Stored data
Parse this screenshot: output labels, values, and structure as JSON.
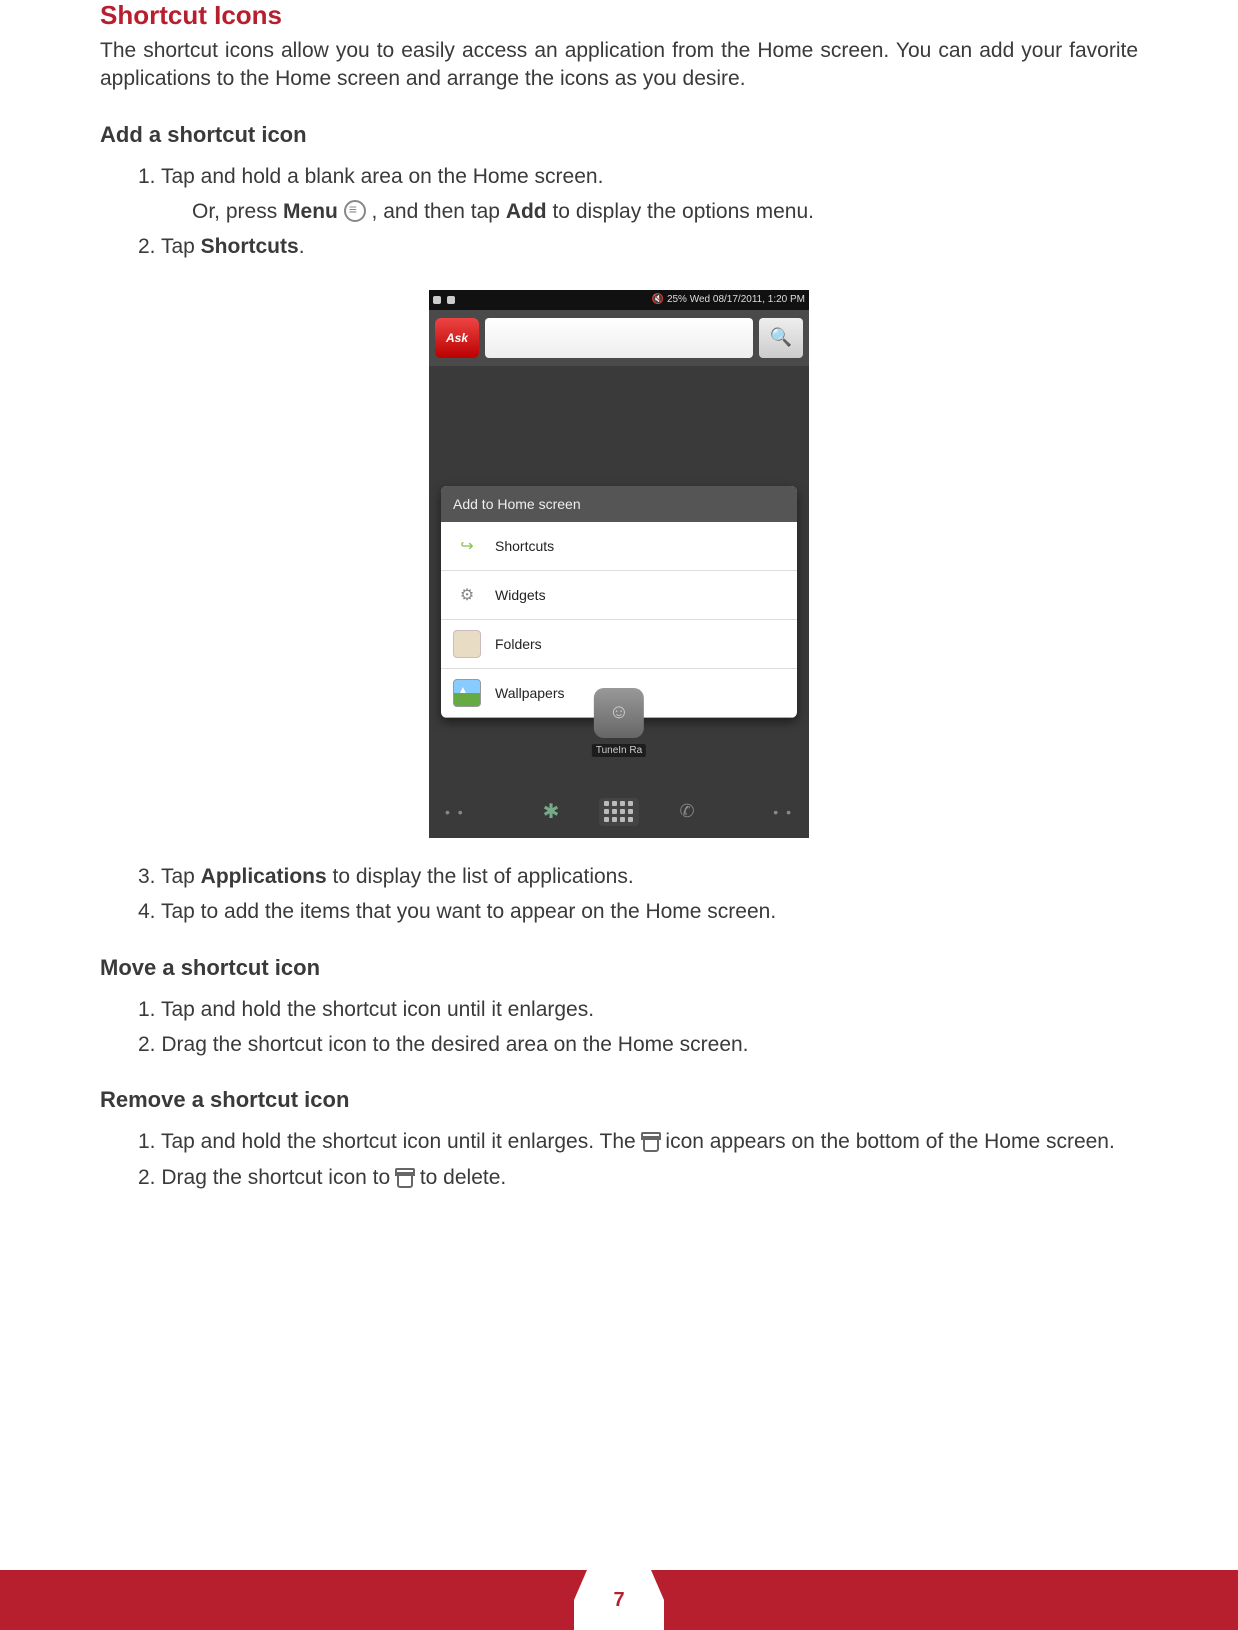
{
  "page_number": "7",
  "heading": "Shortcut Icons",
  "intro": "The shortcut icons allow you to easily access an application from the Home screen. You can add your favorite applications to the Home screen and arrange the icons as you desire.",
  "add": {
    "title": "Add a shortcut icon",
    "step1_num": "1. ",
    "step1": "Tap and hold a blank area on the Home screen.",
    "step1b_pre": "Or, press ",
    "step1b_bold1": "Menu",
    "step1b_mid": " , and then tap ",
    "step1b_bold2": "Add",
    "step1b_post": " to display the options menu.",
    "step2_num": "2. ",
    "step2_pre": "Tap ",
    "step2_bold": "Shortcuts",
    "step2_post": ".",
    "step3_num": "3. ",
    "step3_pre": "Tap ",
    "step3_bold": "Applications",
    "step3_post": " to display the list of applications.",
    "step4_num": "4. ",
    "step4": "Tap to add the items that you want to appear on the Home screen."
  },
  "move": {
    "title": "Move a shortcut icon",
    "step1_num": "1. ",
    "step1": "Tap and hold the shortcut icon until it enlarges.",
    "step2_num": "2. ",
    "step2": "Drag the shortcut icon to the desired area on the Home screen."
  },
  "remove": {
    "title": "Remove a shortcut icon",
    "step1_num": "1. ",
    "step1_pre": "Tap and hold the shortcut icon until it enlarges. The ",
    "step1_post": " icon appears on the bottom of the Home screen.",
    "step2_num": "2. ",
    "step2_pre": "Drag the shortcut icon to ",
    "step2_post": " to delete."
  },
  "device": {
    "status_right": "25%   Wed 08/17/2011, 1:20 PM",
    "ask": "Ask",
    "dialog_title": "Add to Home screen",
    "items": {
      "shortcuts": "Shortcuts",
      "widgets": "Widgets",
      "folders": "Folders",
      "wallpapers": "Wallpapers"
    },
    "radio_label": "TuneIn Ra"
  }
}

• **Given instruction**
Your copy of the data should match it exactly, except that pictures are left out.

• **The output**
Parse this screenshot: output labels, values, and structure as JSON.
{
  "page_number": "7",
  "heading": "Shortcut Icons",
  "intro": "The shortcut icons allow you to easily access an application from the Home screen. You can add your favorite applications to the Home screen and arrange the icons as you desire.",
  "add": {
    "title": "Add a shortcut icon",
    "step1_num": "1. ",
    "step1": "Tap and hold a blank area on the Home screen.",
    "step1b_pre": "Or, press ",
    "step1b_bold1": "Menu",
    "step1b_mid": " , and then tap ",
    "step1b_bold2": "Add",
    "step1b_post": " to display the options menu.",
    "step2_num": "2. ",
    "step2_pre": "Tap ",
    "step2_bold": "Shortcuts",
    "step2_post": ".",
    "step3_num": "3. ",
    "step3_pre": "Tap ",
    "step3_bold": "Applications",
    "step3_post": " to display the list of applications.",
    "step4_num": "4. ",
    "step4": "Tap to add the items that you want to appear on the Home screen."
  },
  "move": {
    "title": "Move a shortcut icon",
    "step1_num": "1. ",
    "step1": "Tap and hold the shortcut icon until it enlarges.",
    "step2_num": "2. ",
    "step2": "Drag the shortcut icon to the desired area on the Home screen."
  },
  "remove": {
    "title": "Remove a shortcut icon",
    "step1_num": "1. ",
    "step1_pre": "Tap and hold the shortcut icon until it enlarges. The ",
    "step1_post": " icon appears on the bottom of the Home screen.",
    "step2_num": "2. ",
    "step2_pre": "Drag the shortcut icon to ",
    "step2_post": " to delete."
  },
  "device": {
    "status_right": "25%   Wed 08/17/2011, 1:20 PM",
    "ask": "Ask",
    "dialog_title": "Add to Home screen",
    "items": {
      "shortcuts": "Shortcuts",
      "widgets": "Widgets",
      "folders": "Folders",
      "wallpapers": "Wallpapers"
    },
    "radio_label": "TuneIn Ra"
  }
}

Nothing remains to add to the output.